## Prediction of Wine Shop Varieties

In [1]:
#All Imports
import os
import re
import string
import pickle
import numpy as np
import pandas as pd
from collections import Counter
import matplotlib.pyplot as plt
from textblob import TextBlob
from sklearn.svm import SVC
from sklearn.impute import SimpleImputer
from sklearn.model_selection import GridSearchCV
from sklearn.ensemble import GradientBoostingClassifier,RandomForestClassifier
from sklearn.preprocessing import LabelEncoder,StandardScaler
plt.rcParams["figure.figsize"] = (10,7)
%matplotlib inline

In [13]:
## Get File details in the current working directory
def find_files():
    cwd=os.getcwd()
    files=os.listdir(cwd)
    return files

In [None]:
#Read_the_data
#train_df=pd.read_csv("Data/train.csv")
#test_df=pd.read_csv("Data/test.csv")
#df1=train_df.copy()

## Data Cleaning

In [None]:
train_df.info()

In [None]:
train_df.shape

In [None]:
train_df.head()

## Plot Country Wise data

In [None]:
wn_country = train_df.groupby(['country']).count()[["province"]].apply(lambda x : 100*x/x.sum())
wn_country.head()

In [None]:
#Plot Normalized Data

wn_country.plot(kind='bar')


## Classification based on prices by country

In [None]:
mx=train_df.iloc[train_df["price"].idxmax(),1]
mn=train_df.iloc[train_df["price"].idxmin(),1]
print("Cheapest wines is sold  in \"{}\" - {:g}.\n".format(mn,min(train_df["price"])))
print("Costliest wines is sold  in \"{}\" - {:g}.\n".format(mx,max(train_df["price"])))

In [None]:

price_df = train_df.groupby(['country']).mean()[["price"]]
max_price=price_df["price"].idxmax()
min_price=price_df["price"].idxmin()
print("Cheaper wines are sold (On Average) in \"{}\" - {:g}$.\n".format(min_price,min(price_df["price"])))
print("Costlier wines are sold (On Average) in \"{}\" - {:g}$.\n".format(max_price,max(price_df["price"])))

In [None]:
price_df.plot(kind="bar",color="orange")

In [None]:
## Ratings by Country

In [None]:

rating_df = train_df.groupby(['country']).mean()[["points"]]
max_rate=rating_df["points"].idxmax()

§ **DATA**
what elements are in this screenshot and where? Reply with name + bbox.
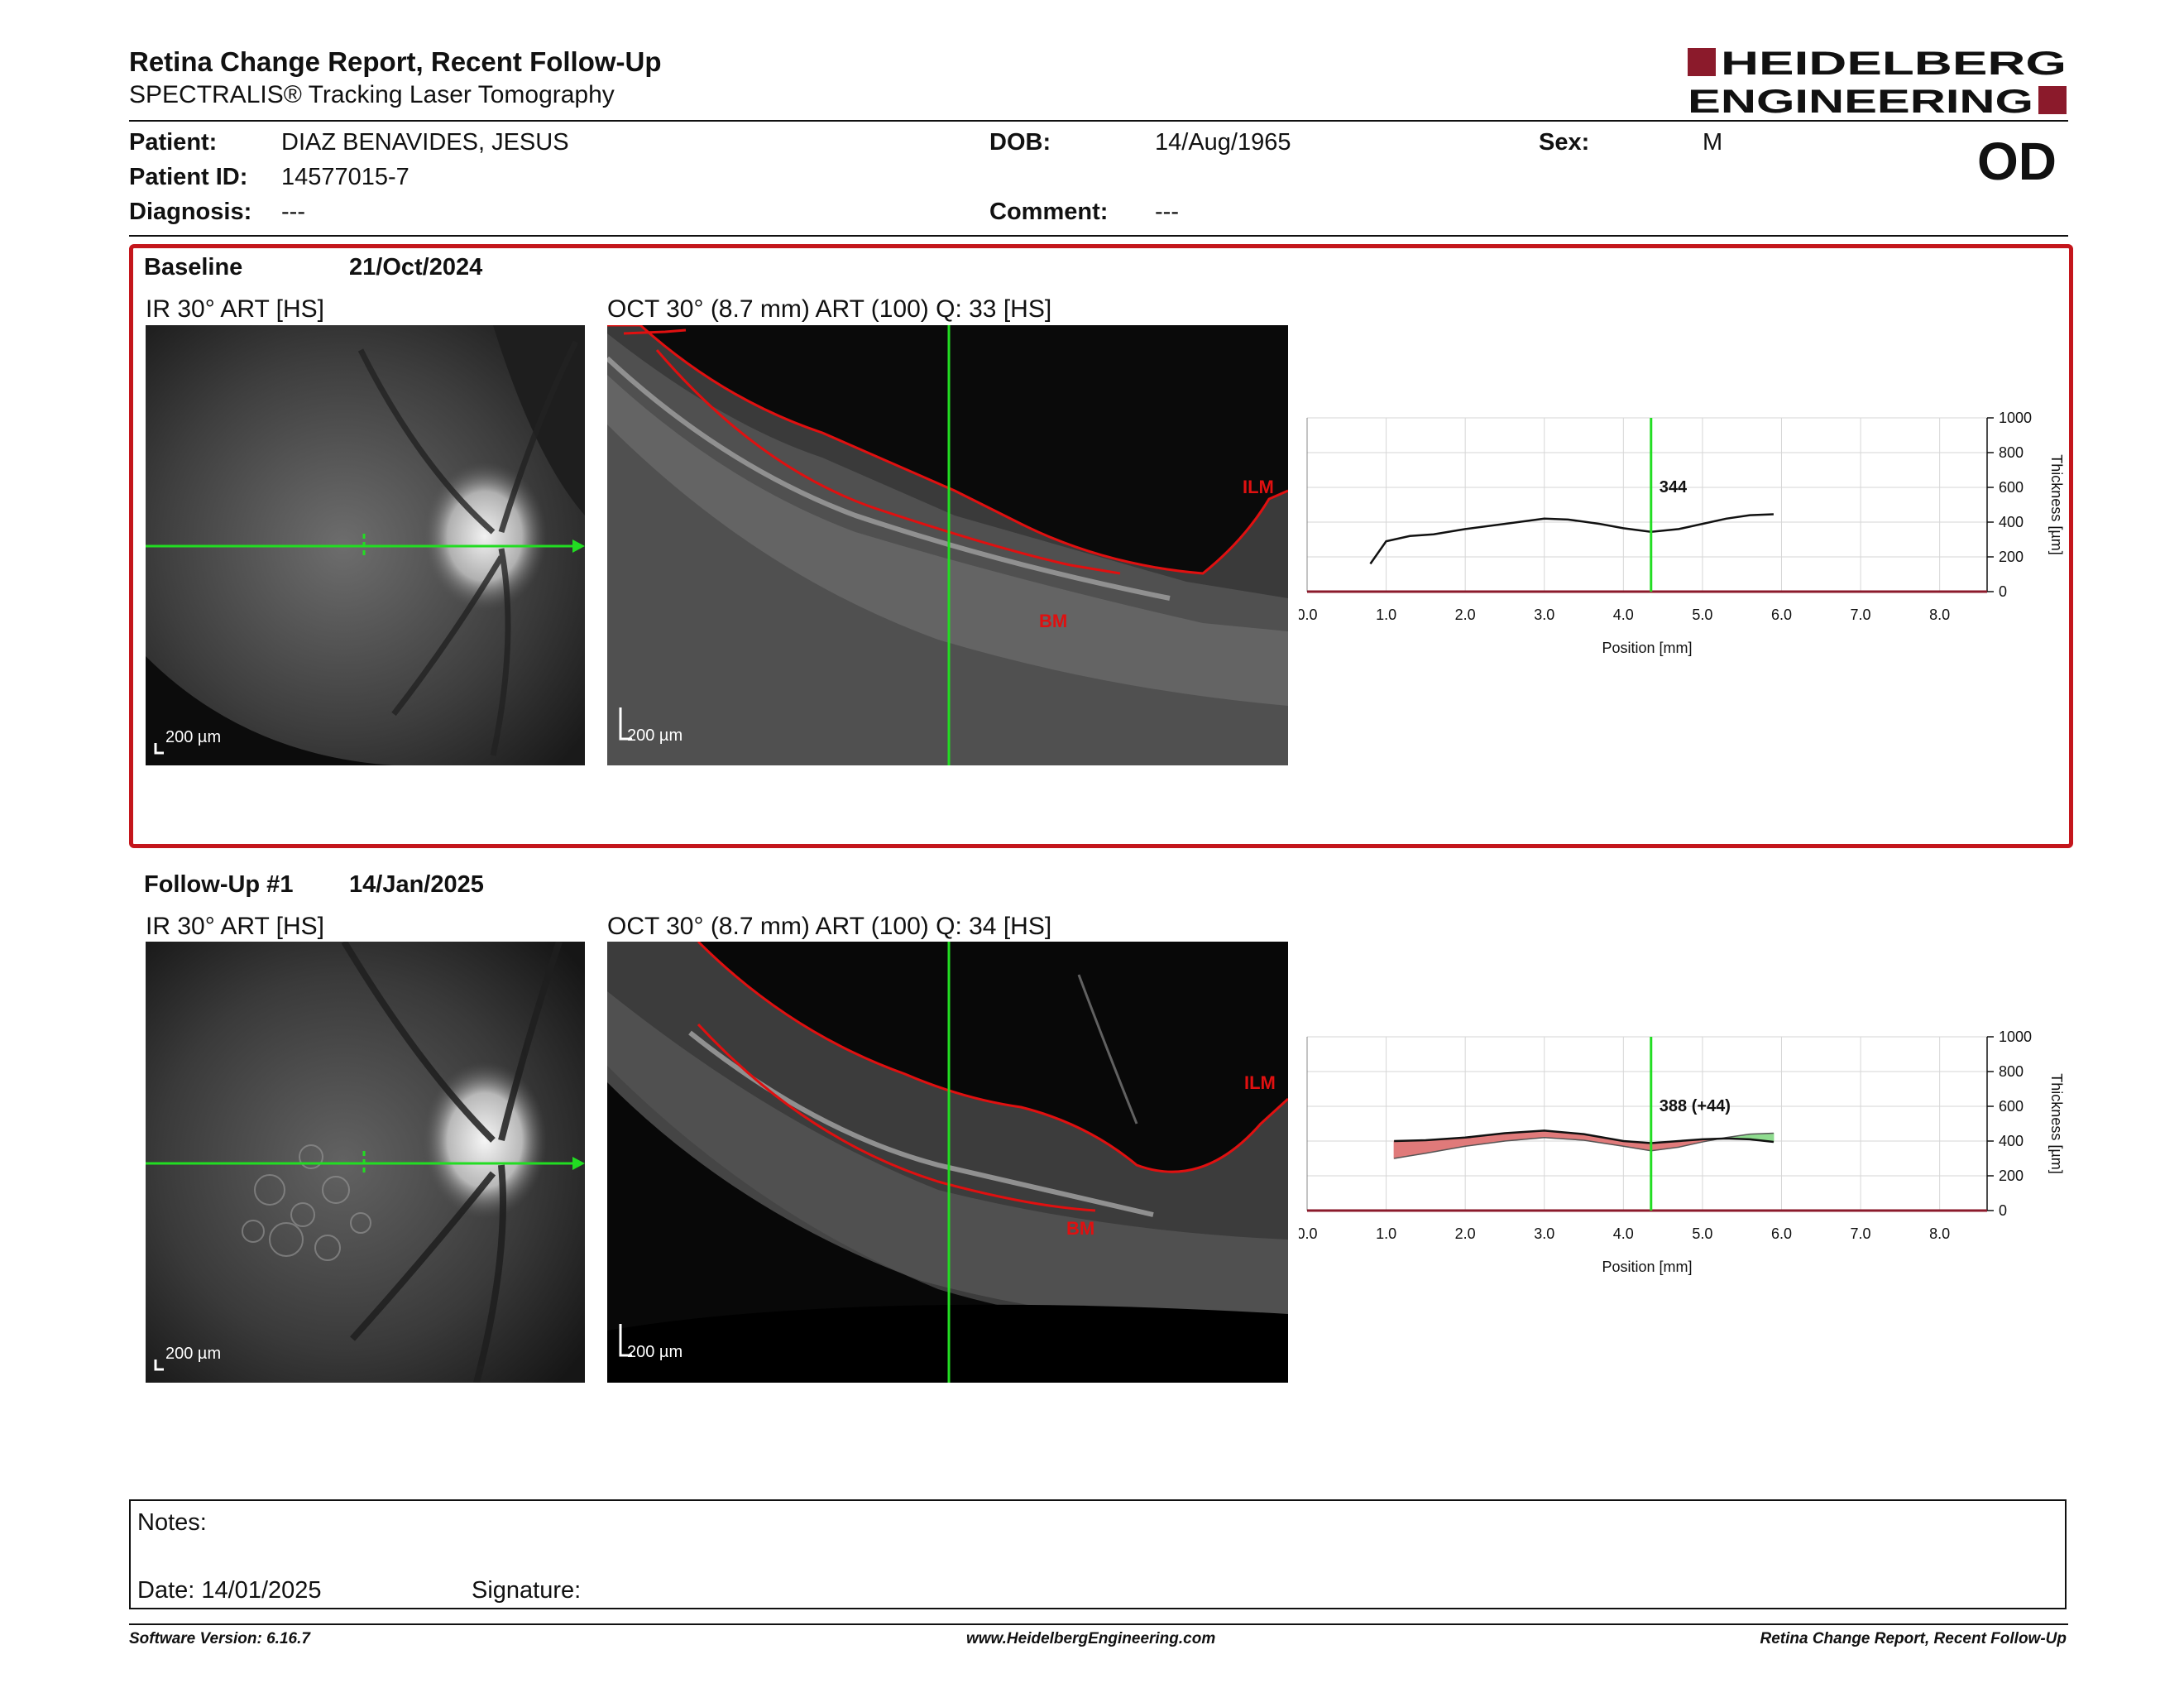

§ **PROBLEM REQUIREMENTS**
Rewrite the part of the wine notebook that opens with the words containing "files=os.listdir(cwd)" and closes with "#df1=train_df.copy()", substituting "eval_df" for each "test_df". You can do without the listing.

§ **RESPONSE FOR THIS EXERCISE**
files=os.listdir(cwd)
    return files

In [None]:
#Read_the_data
#train_df=pd.read_csv("Data/train.csv")
#eval_df=pd.read_csv("Data/test.csv")
#df1=train_df.copy()